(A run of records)
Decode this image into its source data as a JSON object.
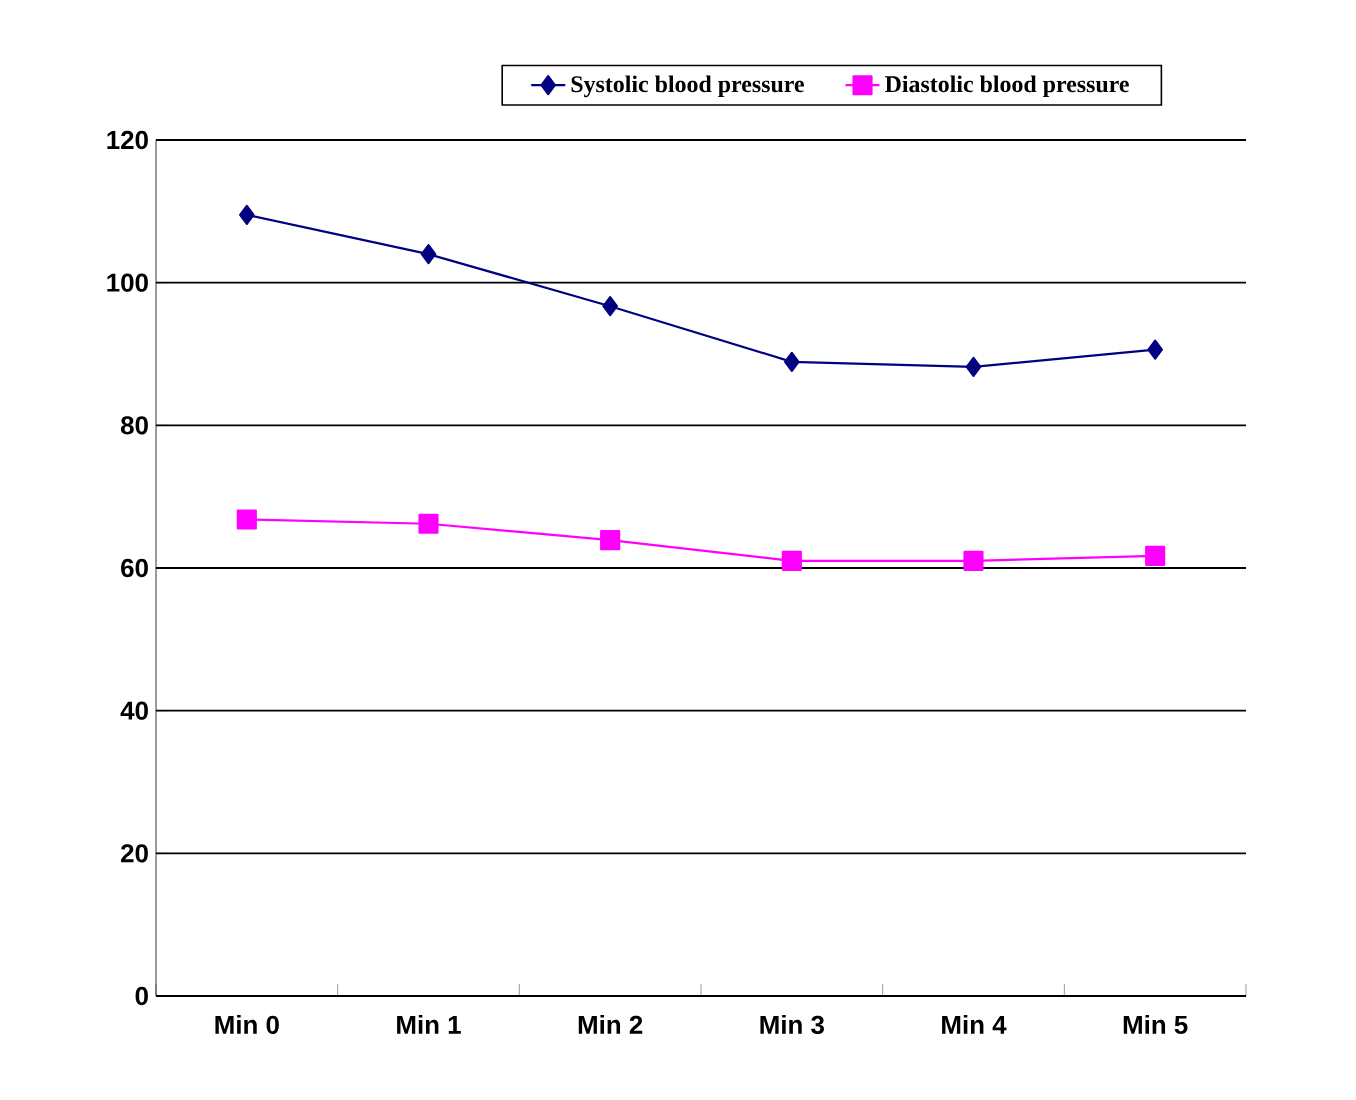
{
  "chart_data": {
    "type": "line",
    "categories": [
      "Min 0",
      "Min 1",
      "Min 2",
      "Min 3",
      "Min 4",
      "Min 5"
    ],
    "series": [
      {
        "name": "Systolic blood pressure",
        "color": "#000080",
        "marker": "diamond",
        "values": [
          109.5,
          104.0,
          96.7,
          88.9,
          88.2,
          90.6
        ]
      },
      {
        "name": "Diastolic blood pressure",
        "color": "#ff00ff",
        "marker": "square",
        "values": [
          66.8,
          66.2,
          63.9,
          61.0,
          61.0,
          61.7
        ]
      }
    ],
    "ylim": [
      0,
      120
    ],
    "yticks": [
      0,
      20,
      40,
      60,
      80,
      100,
      120
    ],
    "grid": "y",
    "legend": "top"
  }
}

→ Stated problem
Only lines with the string "pressure" belong in your answer; copy each one.

→ Answer to this problem
        "name": "Systolic blood pressure",
        "name": "Diastolic blood pressure",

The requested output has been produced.